* start Supplied material *
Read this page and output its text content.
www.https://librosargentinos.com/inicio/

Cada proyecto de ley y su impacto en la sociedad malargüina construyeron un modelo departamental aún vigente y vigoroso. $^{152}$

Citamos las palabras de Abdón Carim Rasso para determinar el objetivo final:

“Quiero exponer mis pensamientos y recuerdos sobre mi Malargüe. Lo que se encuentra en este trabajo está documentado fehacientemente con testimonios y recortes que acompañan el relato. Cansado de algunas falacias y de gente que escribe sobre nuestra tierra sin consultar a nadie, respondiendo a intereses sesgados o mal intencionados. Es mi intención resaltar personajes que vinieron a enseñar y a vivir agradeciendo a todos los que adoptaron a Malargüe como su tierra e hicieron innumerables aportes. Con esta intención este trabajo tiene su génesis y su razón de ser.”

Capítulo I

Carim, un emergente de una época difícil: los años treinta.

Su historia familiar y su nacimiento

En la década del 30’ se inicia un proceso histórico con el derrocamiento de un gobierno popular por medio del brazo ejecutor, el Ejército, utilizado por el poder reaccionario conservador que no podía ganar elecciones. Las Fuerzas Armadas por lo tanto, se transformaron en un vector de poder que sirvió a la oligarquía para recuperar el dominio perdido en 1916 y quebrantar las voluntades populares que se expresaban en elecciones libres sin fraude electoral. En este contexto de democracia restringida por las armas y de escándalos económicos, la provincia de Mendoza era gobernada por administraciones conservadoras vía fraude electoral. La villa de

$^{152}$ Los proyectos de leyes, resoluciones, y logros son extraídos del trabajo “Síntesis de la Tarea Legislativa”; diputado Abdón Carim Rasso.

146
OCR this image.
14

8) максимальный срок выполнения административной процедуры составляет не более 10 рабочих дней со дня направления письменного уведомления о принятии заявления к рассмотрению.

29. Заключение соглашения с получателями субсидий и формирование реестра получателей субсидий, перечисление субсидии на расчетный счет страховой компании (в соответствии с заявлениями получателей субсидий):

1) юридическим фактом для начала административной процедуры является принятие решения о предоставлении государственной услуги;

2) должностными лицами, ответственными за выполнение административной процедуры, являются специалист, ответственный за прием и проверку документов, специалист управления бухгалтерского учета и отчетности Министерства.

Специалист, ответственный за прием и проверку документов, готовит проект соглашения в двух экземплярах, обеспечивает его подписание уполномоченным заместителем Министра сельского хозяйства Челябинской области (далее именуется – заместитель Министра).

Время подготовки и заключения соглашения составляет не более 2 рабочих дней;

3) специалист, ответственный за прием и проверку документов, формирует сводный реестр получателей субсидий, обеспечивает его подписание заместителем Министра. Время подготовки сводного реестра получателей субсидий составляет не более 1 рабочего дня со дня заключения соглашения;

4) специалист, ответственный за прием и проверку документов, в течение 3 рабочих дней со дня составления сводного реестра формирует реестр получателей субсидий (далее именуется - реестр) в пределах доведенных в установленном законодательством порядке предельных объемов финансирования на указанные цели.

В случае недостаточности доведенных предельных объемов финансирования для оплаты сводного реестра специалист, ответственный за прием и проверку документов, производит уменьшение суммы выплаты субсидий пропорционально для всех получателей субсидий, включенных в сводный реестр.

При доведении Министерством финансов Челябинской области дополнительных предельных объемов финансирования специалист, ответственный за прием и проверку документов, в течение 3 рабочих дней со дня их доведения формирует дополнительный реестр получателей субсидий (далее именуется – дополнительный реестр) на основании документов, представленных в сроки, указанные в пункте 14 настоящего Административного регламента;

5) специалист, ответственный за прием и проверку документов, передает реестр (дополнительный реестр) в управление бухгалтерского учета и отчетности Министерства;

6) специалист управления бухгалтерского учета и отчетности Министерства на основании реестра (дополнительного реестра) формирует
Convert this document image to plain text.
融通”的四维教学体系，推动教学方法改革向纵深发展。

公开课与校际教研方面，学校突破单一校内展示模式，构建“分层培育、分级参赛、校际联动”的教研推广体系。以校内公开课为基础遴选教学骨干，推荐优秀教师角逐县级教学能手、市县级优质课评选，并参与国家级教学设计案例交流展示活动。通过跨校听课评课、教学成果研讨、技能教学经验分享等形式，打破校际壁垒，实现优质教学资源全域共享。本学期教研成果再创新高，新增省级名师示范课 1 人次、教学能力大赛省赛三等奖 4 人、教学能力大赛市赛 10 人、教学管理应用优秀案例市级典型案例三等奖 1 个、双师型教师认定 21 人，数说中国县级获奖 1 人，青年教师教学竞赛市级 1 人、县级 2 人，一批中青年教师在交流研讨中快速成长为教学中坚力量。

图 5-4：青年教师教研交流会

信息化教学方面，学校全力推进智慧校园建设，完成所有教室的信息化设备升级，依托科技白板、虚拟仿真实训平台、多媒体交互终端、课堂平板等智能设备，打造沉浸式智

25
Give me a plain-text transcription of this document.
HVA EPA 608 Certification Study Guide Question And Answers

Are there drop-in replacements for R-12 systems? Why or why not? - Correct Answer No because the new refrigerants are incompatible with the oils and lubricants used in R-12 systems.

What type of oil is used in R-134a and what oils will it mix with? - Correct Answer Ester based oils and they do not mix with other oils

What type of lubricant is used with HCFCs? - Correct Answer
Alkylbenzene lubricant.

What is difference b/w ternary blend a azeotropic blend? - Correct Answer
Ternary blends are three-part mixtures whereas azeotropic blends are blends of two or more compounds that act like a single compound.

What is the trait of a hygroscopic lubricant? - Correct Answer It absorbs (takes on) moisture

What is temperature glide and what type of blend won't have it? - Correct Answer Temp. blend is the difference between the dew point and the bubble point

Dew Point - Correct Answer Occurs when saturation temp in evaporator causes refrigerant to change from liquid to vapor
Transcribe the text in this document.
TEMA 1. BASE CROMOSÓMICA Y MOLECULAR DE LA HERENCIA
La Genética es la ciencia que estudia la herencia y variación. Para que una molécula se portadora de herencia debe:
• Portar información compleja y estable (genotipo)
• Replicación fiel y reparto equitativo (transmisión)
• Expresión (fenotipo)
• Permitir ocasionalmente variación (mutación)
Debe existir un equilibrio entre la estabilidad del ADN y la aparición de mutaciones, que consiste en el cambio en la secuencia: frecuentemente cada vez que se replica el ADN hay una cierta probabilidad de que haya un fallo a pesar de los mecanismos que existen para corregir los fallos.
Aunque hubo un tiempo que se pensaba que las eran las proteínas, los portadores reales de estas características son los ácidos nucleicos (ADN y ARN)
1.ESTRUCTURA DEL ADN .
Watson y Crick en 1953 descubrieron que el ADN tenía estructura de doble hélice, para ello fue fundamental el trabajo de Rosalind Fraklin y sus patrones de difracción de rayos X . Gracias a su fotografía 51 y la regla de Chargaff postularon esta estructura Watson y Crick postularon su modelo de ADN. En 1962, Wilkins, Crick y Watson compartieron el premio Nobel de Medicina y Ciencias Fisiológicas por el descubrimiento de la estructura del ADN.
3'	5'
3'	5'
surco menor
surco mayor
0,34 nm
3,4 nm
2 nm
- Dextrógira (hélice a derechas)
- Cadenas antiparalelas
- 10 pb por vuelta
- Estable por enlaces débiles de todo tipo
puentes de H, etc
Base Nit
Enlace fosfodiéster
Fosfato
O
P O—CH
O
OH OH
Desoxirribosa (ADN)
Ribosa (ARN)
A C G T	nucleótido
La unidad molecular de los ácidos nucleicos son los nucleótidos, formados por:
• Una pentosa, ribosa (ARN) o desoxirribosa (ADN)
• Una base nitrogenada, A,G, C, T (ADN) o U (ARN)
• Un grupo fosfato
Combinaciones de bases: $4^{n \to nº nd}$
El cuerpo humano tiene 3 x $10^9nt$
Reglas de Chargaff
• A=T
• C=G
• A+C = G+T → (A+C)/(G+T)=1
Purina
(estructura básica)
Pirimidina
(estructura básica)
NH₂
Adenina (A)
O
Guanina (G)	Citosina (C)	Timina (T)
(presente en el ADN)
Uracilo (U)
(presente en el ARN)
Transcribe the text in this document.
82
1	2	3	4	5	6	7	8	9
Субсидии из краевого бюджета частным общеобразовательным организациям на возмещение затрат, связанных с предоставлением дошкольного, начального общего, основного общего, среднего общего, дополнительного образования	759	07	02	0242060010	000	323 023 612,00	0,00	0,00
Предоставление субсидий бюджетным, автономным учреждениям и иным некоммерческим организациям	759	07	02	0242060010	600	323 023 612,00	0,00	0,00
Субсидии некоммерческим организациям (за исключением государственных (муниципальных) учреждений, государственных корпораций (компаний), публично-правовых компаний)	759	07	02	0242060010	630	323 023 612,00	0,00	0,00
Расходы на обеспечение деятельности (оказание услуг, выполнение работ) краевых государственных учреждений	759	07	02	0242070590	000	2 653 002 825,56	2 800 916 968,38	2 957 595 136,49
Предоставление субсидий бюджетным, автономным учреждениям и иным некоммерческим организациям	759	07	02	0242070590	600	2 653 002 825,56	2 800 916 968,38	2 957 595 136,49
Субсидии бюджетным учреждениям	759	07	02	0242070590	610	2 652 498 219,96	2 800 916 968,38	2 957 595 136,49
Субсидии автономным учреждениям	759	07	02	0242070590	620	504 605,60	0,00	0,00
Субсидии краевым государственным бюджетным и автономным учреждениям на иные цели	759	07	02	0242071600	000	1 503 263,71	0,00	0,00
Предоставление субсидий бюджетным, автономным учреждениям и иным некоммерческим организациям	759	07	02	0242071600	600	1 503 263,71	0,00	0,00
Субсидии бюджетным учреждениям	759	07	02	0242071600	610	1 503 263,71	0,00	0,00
* end Supplied material *
Aim -> Give the number of lines where the string "управления" occurs, without any further text.

Solution to the exercise -> 2